(Dataset rows describing interfaces)
* * * * *

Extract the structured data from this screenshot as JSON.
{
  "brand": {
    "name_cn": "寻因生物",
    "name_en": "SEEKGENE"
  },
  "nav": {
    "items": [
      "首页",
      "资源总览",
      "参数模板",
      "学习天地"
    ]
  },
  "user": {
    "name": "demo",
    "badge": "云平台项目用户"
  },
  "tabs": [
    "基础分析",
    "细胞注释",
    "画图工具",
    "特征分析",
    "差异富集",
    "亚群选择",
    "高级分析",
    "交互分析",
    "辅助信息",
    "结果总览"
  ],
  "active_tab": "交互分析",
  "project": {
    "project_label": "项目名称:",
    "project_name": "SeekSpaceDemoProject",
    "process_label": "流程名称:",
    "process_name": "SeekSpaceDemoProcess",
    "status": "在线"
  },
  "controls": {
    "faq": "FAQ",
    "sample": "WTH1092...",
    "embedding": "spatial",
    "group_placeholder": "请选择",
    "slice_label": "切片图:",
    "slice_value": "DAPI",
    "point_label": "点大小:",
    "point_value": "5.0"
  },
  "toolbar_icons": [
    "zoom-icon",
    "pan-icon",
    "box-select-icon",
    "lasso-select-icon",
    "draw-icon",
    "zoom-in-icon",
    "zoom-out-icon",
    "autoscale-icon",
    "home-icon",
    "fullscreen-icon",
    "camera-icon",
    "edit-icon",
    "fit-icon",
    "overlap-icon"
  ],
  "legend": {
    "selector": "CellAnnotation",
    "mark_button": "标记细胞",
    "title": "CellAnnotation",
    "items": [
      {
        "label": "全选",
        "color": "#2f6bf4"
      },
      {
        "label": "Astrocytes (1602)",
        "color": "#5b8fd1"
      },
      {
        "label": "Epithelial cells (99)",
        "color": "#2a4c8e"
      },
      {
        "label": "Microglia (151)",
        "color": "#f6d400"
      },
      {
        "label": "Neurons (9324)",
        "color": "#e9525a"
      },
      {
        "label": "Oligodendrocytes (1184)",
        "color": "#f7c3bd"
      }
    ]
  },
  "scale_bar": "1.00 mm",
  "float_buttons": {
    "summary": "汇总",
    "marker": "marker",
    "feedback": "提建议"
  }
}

* * * * *

An exact copy of every line above is needed.

Extract the structured data from this screenshot as JSON.
{
  "brand": {
    "name_cn": "寻因生物",
    "name_en": "SEEKGENE"
  },
  "nav": {
    "items": [
      "首页",
      "资源总览",
      "参数模板",
      "学习天地"
    ]
  },
  "user": {
    "name": "demo",
    "badge": "云平台项目用户"
  },
  "tabs": [
    "基础分析",
    "细胞注释",
    "画图工具",
    "特征分析",
    "差异富集",
    "亚群选择",
    "高级分析",
    "交互分析",
    "辅助信息",
    "结果总览"
  ],
  "active_tab": "交互分析",
  "project": {
    "project_label": "项目名称:",
    "project_name": "SeekSpaceDemoProject",
    "process_label": "流程名称:",
    "process_name": "SeekSpaceDemoProcess",
    "status": "在线"
  },
  "controls": {
    "faq": "FAQ",
    "sample": "WTH1092...",
    "embedding": "spatial",
    "group_placeholder": "请选择",
    "slice_label": "切片图:",
    "slice_value": "DAPI",
    "point_label": "点大小:",
    "point_value": "5.0"
  },
  "toolbar_icons": [
    "zoom-icon",
    "pan-icon",
    "box-select-icon",
    "lasso-select-icon",
    "draw-icon",
    "zoom-in-icon",
    "zoom-out-icon",
    "autoscale-icon",
    "home-icon",
    "fullscreen-icon",
    "camera-icon",
    "edit-icon",
    "fit-icon",
    "overlap-icon"
  ],
  "legend": {
    "selector": "CellAnnotation",
    "mark_button": "标记细胞",
    "title": "CellAnnotation",
    "items": [
      {
        "label": "全选",
        "color": "#2f6bf4"
      },
      {
        "label": "Astrocytes (1602)",
        "color": "#5b8fd1"
      },
      {
        "label": "Epithelial cells (99)",
        "color": "#2a4c8e"
      },
      {
        "label": "Microglia (151)",
        "color": "#f6d400"
      },
      {
        "label": "Neurons (9324)",
        "color": "#e9525a"
      },
      {
        "label": "Oligodendrocytes (1184)",
        "color": "#f7c3bd"
      }
    ]
  },
  "scale_bar": "1.00 mm",
  "float_buttons": {
    "summary": "汇总",
    "marker": "marker",
    "feedback": "提建议"
  }
}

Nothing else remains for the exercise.